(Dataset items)
____

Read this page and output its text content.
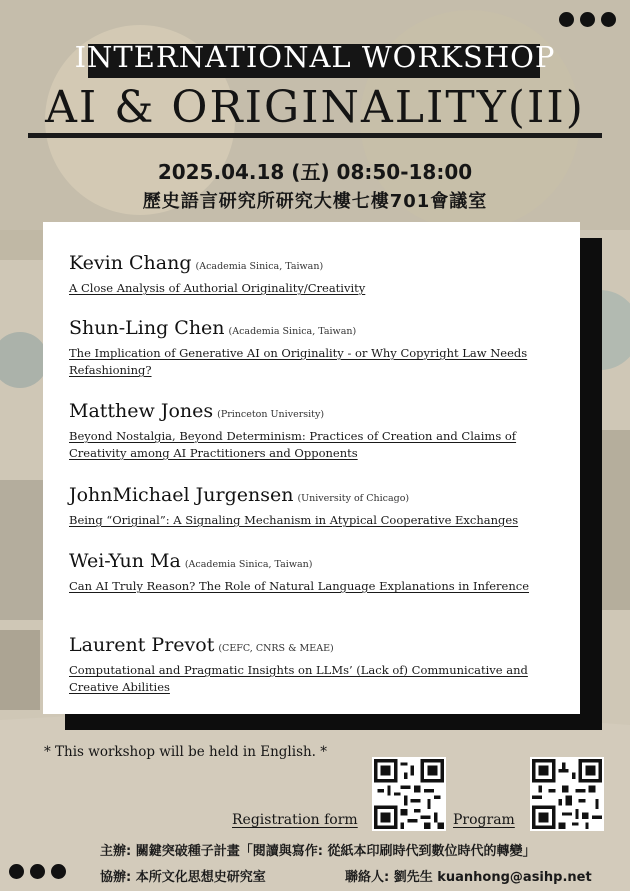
INTERNATIONAL WORKSHOP
AI & ORIGINALITY(II)
2025.04.18 (五) 08:50-18:00
歷史語言研究所研究大樓七樓701會議室
Kevin Chang (Academia Sinica, Taiwan)
A Close Analysis of Authorial Originality/Creativity
Shun-Ling Chen (Academia Sinica, Taiwan)
The Implication of Generative AI on Originality - or Why Copyright Law Needs Refashioning?
Matthew Jones (Princeton University)
Beyond Nostalgia, Beyond Determinism: Practices of Creation and Claims of Creativity among AI Practitioners and Opponents
JohnMichael Jurgensen (University of Chicago)
Being “Original”: A Signaling Mechanism in Atypical Cooperative Exchanges
Wei-Yun Ma (Academia Sinica, Taiwan)
Can AI Truly Reason? The Role of Natural Language Explanations in Inference
Laurent Prevot (CEFC, CNRS & MEAE)
Computational and Pragmatic Insights on LLMs’ (Lack of) Communicative and Creative Abilities
* This workshop will be held in English. *
Registration form	Program
主辦: 關鍵突破種子計畫「閱讀與寫作: 從紙本印刷時代到數位時代的轉變」
協辦: 本所文化思想史研究室	聯絡人: 劉先生 kuanhong@asihp.net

____

# [Work to do]
Could you reproduce every record above exactly, leaving out the pictures?

# [Response below]
Read this page and output its text content.
INTERNATIONAL WORKSHOP
AI & ORIGINALITY(II)
2025.04.18 (五) 08:50-18:00
歷史語言研究所研究大樓七樓701會議室
Kevin Chang (Academia Sinica, Taiwan)
A Close Analysis of Authorial Originality/Creativity
Shun-Ling Chen (Academia Sinica, Taiwan)
The Implication of Generative AI on Originality - or Why Copyright Law Needs Refashioning?
Matthew Jones (Princeton University)
Beyond Nostalgia, Beyond Determinism: Practices of Creation and Claims of Creativity among AI Practitioners and Opponents
JohnMichael Jurgensen (University of Chicago)
Being “Original”: A Signaling Mechanism in Atypical Cooperative Exchanges
Wei-Yun Ma (Academia Sinica, Taiwan)
Can AI Truly Reason? The Role of Natural Language Explanations in Inference
Laurent Prevot (CEFC, CNRS & MEAE)
Computational and Pragmatic Insights on LLMs’ (Lack of) Communicative and Creative Abilities
* This workshop will be held in English. *
Registration form	Program
主辦: 關鍵突破種子計畫「閱讀與寫作: 從紙本印刷時代到數位時代的轉變」
協辦: 本所文化思想史研究室	聯絡人: 劉先生 kuanhong@asihp.net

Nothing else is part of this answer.